#### To do
Copy out, from the entries below, each line holding the string "muse".

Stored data
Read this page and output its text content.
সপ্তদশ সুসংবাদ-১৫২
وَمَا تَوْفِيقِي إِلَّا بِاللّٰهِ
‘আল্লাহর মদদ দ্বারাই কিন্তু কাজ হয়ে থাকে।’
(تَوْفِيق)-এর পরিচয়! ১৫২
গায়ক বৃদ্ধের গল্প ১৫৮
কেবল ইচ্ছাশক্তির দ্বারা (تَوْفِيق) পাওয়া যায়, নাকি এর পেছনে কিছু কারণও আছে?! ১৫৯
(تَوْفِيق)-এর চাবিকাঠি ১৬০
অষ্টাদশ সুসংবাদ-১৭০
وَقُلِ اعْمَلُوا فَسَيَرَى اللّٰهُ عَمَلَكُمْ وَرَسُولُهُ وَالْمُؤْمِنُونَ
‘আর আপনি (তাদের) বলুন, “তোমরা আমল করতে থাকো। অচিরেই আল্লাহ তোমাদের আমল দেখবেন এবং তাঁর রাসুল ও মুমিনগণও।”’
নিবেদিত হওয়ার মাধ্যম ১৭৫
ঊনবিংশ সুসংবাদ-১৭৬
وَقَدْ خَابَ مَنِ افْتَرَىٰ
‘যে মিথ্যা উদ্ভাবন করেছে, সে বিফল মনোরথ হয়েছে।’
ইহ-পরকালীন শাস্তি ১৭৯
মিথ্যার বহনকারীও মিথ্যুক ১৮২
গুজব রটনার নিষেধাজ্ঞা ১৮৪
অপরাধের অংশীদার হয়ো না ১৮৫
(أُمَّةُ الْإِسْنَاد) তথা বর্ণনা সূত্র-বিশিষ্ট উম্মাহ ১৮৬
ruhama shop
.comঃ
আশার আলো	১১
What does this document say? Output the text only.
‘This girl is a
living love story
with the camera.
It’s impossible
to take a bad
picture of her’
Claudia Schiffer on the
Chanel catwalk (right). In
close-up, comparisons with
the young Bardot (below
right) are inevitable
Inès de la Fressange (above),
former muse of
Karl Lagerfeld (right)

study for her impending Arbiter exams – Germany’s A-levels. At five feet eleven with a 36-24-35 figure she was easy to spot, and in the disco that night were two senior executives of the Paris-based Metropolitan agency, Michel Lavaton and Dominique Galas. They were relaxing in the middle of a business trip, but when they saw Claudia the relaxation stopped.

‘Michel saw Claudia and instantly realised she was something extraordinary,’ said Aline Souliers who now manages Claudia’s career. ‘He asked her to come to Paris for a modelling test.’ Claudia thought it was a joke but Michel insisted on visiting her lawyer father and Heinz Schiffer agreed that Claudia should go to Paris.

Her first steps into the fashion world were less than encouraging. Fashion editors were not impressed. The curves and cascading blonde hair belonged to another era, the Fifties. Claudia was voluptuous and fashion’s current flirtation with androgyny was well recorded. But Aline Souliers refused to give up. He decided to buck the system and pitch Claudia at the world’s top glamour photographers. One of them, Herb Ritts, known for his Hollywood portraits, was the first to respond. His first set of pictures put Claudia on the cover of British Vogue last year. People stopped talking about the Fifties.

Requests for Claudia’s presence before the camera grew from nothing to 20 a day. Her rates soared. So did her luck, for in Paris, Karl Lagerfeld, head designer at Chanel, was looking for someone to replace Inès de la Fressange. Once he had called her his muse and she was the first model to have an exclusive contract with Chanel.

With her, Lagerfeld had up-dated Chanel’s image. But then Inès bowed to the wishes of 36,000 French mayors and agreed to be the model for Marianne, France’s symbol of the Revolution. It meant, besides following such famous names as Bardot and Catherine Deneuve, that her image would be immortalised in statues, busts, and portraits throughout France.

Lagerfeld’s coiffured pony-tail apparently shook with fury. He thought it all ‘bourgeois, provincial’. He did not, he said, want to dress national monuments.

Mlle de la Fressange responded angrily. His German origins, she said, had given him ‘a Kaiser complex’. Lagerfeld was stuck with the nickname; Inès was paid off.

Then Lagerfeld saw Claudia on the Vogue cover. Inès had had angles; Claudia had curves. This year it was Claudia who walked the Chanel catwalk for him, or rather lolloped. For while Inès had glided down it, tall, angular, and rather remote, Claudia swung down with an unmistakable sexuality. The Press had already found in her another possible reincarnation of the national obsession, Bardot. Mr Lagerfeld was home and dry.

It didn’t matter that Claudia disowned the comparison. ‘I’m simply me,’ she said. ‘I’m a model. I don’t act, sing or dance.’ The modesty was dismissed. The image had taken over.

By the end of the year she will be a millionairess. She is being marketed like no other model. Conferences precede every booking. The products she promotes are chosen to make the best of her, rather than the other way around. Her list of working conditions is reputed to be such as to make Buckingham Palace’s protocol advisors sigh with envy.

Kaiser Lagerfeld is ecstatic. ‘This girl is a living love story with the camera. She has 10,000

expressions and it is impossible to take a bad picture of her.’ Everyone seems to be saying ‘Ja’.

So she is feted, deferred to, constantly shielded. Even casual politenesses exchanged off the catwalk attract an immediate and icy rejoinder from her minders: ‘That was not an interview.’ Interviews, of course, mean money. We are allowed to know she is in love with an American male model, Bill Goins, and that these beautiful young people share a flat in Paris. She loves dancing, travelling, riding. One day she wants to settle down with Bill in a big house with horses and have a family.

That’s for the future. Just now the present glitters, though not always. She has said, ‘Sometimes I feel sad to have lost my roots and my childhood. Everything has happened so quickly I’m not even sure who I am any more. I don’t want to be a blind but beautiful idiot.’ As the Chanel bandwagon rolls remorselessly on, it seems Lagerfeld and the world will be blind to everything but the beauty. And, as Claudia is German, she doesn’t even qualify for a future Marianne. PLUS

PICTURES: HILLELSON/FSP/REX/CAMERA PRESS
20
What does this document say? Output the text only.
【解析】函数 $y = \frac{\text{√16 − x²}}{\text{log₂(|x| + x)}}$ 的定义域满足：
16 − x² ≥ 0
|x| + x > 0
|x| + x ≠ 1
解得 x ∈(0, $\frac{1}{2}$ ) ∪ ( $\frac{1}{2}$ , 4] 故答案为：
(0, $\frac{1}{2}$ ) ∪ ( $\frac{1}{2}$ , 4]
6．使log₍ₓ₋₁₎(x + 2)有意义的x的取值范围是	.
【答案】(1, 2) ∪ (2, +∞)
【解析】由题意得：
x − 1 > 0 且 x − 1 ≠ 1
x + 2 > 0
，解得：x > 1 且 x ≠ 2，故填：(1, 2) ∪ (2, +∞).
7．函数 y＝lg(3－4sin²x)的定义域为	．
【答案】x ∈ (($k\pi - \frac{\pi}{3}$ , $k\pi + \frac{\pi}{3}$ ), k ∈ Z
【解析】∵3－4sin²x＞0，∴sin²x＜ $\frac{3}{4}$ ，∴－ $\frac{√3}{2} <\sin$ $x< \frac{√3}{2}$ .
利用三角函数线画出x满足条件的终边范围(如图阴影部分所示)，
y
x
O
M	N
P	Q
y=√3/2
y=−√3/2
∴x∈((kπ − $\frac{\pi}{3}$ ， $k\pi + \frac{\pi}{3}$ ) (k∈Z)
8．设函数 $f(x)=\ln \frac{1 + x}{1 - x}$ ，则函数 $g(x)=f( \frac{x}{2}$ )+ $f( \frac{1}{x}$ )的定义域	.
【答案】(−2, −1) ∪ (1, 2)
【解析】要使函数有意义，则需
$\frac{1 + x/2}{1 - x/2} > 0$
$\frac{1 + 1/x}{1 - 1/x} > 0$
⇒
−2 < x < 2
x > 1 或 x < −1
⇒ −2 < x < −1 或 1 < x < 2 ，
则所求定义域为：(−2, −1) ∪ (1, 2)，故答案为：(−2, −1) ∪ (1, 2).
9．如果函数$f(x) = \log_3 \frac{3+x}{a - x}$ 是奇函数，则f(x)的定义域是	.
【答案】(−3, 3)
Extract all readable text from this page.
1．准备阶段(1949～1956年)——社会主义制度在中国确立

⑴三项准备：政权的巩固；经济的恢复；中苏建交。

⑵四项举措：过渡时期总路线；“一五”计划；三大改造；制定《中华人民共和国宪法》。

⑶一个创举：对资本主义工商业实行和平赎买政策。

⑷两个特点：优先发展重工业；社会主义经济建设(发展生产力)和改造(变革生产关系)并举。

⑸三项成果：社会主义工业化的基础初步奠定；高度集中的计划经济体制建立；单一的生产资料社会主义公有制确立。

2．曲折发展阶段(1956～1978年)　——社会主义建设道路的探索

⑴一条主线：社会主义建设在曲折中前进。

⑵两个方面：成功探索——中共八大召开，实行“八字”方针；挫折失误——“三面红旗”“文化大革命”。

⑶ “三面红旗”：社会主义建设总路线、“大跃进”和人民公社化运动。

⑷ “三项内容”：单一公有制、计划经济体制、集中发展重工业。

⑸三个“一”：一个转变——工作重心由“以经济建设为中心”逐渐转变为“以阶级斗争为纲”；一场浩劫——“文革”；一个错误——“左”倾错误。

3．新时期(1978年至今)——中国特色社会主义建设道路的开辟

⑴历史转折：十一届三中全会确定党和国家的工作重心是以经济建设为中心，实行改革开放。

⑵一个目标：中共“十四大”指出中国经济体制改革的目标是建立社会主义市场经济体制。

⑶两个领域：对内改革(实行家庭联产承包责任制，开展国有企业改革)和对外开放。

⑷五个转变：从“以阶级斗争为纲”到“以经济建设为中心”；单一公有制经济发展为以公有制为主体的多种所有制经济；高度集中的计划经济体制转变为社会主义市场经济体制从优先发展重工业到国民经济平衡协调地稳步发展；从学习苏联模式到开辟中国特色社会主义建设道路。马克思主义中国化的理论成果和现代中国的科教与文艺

#### Task output
former muse of
Requests for Claudia’s presence before the camera grew from nothing to 20 a day. Her rates soared. So did her luck, for in Paris, Karl Lagerfeld, head designer at Chanel, was looking for someone to replace Inès de la Fressange. Once he had called her his muse and she was the first model to have an exclusive contract with Chanel.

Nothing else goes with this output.